--- Begin ---

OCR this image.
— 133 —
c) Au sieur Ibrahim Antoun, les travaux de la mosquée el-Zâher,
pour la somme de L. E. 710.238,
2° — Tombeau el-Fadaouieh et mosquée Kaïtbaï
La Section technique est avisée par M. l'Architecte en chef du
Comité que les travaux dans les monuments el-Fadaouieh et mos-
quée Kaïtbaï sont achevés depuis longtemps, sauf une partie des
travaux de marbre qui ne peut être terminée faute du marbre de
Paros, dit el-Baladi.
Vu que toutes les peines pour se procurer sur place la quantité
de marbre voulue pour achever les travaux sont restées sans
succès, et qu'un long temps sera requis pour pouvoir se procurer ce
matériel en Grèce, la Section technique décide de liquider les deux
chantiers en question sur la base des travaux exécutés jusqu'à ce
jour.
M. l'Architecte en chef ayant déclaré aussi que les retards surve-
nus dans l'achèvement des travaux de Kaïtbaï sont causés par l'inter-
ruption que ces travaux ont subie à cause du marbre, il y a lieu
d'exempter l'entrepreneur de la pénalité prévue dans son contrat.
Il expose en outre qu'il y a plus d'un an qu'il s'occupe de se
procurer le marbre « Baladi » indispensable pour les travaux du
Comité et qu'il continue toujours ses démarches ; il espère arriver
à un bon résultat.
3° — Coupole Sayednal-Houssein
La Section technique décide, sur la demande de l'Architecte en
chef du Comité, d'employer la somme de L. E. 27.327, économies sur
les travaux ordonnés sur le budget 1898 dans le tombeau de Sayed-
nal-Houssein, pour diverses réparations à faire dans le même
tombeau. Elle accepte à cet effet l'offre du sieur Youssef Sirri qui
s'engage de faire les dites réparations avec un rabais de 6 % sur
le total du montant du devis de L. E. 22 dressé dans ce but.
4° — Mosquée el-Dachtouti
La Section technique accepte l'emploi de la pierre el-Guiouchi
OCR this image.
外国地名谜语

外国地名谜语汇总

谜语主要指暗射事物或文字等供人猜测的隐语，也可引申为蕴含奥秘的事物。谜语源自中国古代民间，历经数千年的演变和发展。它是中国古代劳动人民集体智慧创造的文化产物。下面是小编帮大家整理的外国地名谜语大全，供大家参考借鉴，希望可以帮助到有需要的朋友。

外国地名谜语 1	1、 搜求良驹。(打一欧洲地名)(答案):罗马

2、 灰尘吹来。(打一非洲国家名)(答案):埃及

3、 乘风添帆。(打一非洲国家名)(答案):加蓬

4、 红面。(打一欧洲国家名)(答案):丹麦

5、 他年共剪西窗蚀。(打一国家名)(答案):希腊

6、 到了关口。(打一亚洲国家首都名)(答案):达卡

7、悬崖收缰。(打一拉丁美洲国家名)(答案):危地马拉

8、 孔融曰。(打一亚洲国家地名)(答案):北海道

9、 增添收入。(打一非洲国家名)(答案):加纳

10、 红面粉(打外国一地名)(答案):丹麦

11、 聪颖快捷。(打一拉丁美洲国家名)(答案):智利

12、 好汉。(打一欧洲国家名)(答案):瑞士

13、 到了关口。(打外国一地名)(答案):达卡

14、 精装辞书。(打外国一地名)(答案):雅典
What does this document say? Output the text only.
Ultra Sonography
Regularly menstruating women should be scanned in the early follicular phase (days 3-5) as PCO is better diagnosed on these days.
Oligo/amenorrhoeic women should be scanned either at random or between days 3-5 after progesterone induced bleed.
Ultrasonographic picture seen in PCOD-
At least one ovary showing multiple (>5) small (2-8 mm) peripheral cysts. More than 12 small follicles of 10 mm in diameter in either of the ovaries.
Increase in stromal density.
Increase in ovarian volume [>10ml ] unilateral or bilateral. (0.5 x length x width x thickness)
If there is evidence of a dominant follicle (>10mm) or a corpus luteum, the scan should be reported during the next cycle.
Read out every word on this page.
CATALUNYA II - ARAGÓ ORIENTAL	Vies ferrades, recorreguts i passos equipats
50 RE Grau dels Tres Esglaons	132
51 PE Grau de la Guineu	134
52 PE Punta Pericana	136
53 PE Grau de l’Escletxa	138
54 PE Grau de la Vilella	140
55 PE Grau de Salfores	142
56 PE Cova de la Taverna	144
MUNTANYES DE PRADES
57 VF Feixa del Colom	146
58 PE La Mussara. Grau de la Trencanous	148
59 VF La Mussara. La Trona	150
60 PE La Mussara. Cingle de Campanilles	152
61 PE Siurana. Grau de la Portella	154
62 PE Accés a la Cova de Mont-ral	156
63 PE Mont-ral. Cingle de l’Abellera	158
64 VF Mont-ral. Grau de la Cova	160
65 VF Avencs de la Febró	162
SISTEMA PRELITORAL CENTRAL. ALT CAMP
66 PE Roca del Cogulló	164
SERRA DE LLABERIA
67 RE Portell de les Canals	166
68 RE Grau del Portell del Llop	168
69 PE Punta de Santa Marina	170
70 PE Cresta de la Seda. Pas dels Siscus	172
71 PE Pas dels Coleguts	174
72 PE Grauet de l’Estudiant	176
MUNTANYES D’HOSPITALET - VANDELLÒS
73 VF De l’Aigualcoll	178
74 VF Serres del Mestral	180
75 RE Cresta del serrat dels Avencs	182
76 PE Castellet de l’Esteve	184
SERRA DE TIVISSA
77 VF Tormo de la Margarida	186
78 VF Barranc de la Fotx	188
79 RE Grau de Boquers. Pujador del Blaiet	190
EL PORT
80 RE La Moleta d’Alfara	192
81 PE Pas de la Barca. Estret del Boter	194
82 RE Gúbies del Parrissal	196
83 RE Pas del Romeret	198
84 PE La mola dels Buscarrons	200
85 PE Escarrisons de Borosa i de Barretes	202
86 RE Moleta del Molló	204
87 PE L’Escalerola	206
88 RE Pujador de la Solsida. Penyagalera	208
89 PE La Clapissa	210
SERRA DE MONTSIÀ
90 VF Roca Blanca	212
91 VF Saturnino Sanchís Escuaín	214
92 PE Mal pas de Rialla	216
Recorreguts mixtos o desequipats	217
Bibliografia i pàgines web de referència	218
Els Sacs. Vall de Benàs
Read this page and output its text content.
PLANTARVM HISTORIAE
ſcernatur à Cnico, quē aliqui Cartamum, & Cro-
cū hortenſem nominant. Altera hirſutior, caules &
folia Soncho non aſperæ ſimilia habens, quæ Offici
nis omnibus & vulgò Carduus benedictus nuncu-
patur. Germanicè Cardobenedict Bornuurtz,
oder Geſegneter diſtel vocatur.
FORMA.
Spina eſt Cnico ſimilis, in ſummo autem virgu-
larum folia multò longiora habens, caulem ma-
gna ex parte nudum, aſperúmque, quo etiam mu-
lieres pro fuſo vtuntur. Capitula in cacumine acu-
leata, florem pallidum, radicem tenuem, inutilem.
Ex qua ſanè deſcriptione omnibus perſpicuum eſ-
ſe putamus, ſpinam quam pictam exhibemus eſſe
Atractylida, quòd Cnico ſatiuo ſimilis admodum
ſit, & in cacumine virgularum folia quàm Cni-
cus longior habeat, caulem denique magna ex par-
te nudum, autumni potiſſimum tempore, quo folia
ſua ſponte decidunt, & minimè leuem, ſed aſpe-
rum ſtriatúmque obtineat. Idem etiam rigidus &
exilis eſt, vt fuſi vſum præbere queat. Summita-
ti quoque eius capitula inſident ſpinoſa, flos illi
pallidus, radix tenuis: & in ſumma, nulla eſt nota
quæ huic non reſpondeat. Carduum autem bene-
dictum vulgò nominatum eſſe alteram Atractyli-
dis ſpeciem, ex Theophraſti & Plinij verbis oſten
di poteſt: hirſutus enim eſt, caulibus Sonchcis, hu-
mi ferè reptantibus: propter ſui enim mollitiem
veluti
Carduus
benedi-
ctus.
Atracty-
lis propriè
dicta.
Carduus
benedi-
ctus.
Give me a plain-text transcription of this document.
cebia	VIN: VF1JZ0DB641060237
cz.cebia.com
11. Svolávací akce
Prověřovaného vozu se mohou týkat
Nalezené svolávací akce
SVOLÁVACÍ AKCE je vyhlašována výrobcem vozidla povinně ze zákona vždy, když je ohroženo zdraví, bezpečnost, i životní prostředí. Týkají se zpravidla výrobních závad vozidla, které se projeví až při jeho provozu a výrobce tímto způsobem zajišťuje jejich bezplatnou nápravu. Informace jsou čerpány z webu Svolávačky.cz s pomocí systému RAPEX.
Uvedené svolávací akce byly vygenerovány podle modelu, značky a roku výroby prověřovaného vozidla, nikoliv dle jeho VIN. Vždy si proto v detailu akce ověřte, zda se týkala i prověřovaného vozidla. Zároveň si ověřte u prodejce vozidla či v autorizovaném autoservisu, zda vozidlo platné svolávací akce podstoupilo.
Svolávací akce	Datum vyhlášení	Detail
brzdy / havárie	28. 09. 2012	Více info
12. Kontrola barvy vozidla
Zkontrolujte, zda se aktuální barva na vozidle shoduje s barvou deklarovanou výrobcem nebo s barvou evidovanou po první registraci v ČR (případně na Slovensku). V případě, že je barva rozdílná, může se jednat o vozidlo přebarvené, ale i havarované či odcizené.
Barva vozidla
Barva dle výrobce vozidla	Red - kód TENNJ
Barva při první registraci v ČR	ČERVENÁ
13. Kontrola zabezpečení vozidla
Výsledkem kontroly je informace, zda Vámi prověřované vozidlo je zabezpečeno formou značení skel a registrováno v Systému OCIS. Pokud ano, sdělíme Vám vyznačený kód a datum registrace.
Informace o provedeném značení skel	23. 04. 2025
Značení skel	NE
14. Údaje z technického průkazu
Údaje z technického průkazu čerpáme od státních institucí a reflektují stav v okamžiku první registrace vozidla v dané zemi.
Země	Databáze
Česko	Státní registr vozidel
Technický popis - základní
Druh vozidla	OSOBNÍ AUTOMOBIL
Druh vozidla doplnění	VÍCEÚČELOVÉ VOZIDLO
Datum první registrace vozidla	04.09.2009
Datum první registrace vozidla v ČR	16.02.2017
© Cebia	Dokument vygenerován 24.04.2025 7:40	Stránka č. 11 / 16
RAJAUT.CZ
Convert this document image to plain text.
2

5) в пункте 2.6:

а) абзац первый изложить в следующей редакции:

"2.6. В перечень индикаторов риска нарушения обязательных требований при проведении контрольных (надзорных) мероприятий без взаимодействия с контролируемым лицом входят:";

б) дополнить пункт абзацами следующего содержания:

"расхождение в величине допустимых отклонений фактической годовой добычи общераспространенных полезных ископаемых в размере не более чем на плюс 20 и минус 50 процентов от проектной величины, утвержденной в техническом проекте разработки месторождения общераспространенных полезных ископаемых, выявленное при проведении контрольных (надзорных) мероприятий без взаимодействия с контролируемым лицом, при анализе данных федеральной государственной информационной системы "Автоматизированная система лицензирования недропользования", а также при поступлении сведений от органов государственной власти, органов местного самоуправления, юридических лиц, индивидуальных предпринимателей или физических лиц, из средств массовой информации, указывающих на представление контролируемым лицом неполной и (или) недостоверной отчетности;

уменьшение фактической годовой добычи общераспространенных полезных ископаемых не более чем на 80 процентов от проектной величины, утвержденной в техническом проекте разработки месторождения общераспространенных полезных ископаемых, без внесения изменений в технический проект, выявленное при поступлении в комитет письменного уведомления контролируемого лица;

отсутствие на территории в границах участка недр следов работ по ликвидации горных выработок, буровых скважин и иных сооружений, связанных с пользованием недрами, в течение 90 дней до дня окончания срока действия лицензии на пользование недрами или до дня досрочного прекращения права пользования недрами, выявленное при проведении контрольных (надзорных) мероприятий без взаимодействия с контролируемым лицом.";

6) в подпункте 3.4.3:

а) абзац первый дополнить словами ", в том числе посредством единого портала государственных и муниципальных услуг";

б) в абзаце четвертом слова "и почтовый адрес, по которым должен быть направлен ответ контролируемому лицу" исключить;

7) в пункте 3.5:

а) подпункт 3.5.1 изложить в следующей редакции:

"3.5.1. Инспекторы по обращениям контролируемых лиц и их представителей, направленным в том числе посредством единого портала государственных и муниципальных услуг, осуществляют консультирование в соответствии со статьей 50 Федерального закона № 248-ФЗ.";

--- End ---

§ **Requirement**
Whichever lines contain the string "jeho", select and copy them.

§ **Answer to the task**
SVOLÁVACÍ AKCE je vyhlašována výrobcem vozidla povinně ze zákona vždy, když je ohroženo zdraví, bezpečnost, i životní prostředí. Týkají se zpravidla výrobních závad vozidla, které se projeví až při jeho provozu a výrobce tímto způsobem zajišťuje jejich bezplatnou nápravu. Informace jsou čerpány z webu Svolávačky.cz s pomocí systému RAPEX.
Uvedené svolávací akce byly vygenerovány podle modelu, značky a roku výroby prověřovaného vozidla, nikoliv dle jeho VIN. Vždy si proto v detailu akce ověřte, zda se týkala i prověřovaného vozidla. Zároveň si ověřte u prodejce vozidla či v autorizovaném autoservisu, zda vozidlo platné svolávací akce podstoupilo.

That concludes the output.